— START Exercise data —
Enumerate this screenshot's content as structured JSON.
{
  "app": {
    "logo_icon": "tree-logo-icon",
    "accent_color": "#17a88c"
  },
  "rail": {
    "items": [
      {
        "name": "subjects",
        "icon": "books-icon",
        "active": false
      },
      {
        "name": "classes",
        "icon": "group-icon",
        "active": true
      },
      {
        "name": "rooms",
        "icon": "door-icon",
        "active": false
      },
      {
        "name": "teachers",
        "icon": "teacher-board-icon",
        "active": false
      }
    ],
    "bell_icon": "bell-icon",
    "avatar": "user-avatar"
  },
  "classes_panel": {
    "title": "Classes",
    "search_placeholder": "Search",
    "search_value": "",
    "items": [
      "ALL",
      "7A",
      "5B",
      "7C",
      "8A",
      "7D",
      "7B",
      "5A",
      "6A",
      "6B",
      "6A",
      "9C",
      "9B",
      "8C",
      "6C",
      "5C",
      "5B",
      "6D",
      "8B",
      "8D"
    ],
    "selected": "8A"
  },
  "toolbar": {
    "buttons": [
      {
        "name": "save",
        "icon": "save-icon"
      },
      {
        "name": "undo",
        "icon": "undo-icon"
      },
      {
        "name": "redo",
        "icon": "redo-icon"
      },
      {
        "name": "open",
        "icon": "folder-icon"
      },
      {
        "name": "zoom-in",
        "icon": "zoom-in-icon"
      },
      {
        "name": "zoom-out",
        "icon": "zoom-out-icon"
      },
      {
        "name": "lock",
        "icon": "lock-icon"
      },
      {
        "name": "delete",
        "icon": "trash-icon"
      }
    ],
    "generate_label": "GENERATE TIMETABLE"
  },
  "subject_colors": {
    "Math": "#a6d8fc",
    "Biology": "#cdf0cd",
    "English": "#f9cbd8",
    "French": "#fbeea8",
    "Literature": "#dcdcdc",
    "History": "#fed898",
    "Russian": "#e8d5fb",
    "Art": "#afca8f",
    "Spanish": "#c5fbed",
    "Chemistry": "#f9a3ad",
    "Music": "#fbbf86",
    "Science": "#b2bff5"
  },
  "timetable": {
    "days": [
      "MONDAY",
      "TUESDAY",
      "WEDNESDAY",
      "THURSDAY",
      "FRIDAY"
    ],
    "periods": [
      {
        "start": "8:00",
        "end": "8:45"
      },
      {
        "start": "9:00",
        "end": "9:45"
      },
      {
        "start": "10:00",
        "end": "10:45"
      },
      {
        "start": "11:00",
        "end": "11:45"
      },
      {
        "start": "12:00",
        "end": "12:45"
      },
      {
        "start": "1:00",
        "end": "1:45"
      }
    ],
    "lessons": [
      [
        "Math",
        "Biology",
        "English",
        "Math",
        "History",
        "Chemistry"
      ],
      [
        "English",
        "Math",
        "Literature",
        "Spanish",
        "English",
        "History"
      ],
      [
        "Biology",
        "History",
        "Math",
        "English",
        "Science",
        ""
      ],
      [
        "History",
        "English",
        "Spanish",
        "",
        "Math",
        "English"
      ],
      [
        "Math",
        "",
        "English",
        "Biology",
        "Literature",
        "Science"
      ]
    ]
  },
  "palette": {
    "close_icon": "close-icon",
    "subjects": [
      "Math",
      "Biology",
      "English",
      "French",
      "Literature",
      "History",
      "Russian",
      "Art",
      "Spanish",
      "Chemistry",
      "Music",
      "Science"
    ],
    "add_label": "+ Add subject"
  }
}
— END Exercise data —
Go back to the listing above and please repeat it exactly.

**Solution for this problem**
Enumerate this screenshot's content as structured JSON.
{
  "app": {
    "logo_icon": "tree-logo-icon",
    "accent_color": "#17a88c"
  },
  "rail": {
    "items": [
      {
        "name": "subjects",
        "icon": "books-icon",
        "active": false
      },
      {
        "name": "classes",
        "icon": "group-icon",
        "active": true
      },
      {
        "name": "rooms",
        "icon": "door-icon",
        "active": false
      },
      {
        "name": "teachers",
        "icon": "teacher-board-icon",
        "active": false
      }
    ],
    "bell_icon": "bell-icon",
    "avatar": "user-avatar"
  },
  "classes_panel": {
    "title": "Classes",
    "search_placeholder": "Search",
    "search_value": "",
    "items": [
      "ALL",
      "7A",
      "5B",
      "7C",
      "8A",
      "7D",
      "7B",
      "5A",
      "6A",
      "6B",
      "6A",
      "9C",
      "9B",
      "8C",
      "6C",
      "5C",
      "5B",
      "6D",
      "8B",
      "8D"
    ],
    "selected": "8A"
  },
  "toolbar": {
    "buttons": [
      {
        "name": "save",
        "icon": "save-icon"
      },
      {
        "name": "undo",
        "icon": "undo-icon"
      },
      {
        "name": "redo",
        "icon": "redo-icon"
      },
      {
        "name": "open",
        "icon": "folder-icon"
      },
      {
        "name": "zoom-in",
        "icon": "zoom-in-icon"
      },
      {
        "name": "zoom-out",
        "icon": "zoom-out-icon"
      },
      {
        "name": "lock",
        "icon": "lock-icon"
      },
      {
        "name": "delete",
        "icon": "trash-icon"
      }
    ],
    "generate_label": "GENERATE TIMETABLE"
  },
  "subject_colors": {
    "Math": "#a6d8fc",
    "Biology": "#cdf0cd",
    "English": "#f9cbd8",
    "French": "#fbeea8",
    "Literature": "#dcdcdc",
    "History": "#fed898",
    "Russian": "#e8d5fb",
    "Art": "#afca8f",
    "Spanish": "#c5fbed",
    "Chemistry": "#f9a3ad",
    "Music": "#fbbf86",
    "Science": "#b2bff5"
  },
  "timetable": {
    "days": [
      "MONDAY",
      "TUESDAY",
      "WEDNESDAY",
      "THURSDAY",
      "FRIDAY"
    ],
    "periods": [
      {
        "start": "8:00",
        "end": "8:45"
      },
      {
        "start": "9:00",
        "end": "9:45"
      },
      {
        "start": "10:00",
        "end": "10:45"
      },
      {
        "start": "11:00",
        "end": "11:45"
      },
      {
        "start": "12:00",
        "end": "12:45"
      },
      {
        "start": "1:00",
        "end": "1:45"
      }
    ],
    "lessons": [
      [
        "Math",
        "Biology",
        "English",
        "Math",
        "History",
        "Chemistry"
      ],
      [
        "English",
        "Math",
        "Literature",
        "Spanish",
        "English",
        "History"
      ],
      [
        "Biology",
        "History",
        "Math",
        "English",
        "Science",
        ""
      ],
      [
        "History",
        "English",
        "Spanish",
        "",
        "Math",
        "English"
      ],
      [
        "Math",
        "",
        "English",
        "Biology",
        "Literature",
        "Science"
      ]
    ]
  },
  "palette": {
    "close_icon": "close-icon",
    "subjects": [
      "Math",
      "Biology",
      "English",
      "French",
      "Literature",
      "History",
      "Russian",
      "Art",
      "Spanish",
      "Chemistry",
      "Music",
      "Science"
    ],
    "add_label": "+ Add subject"
  }
}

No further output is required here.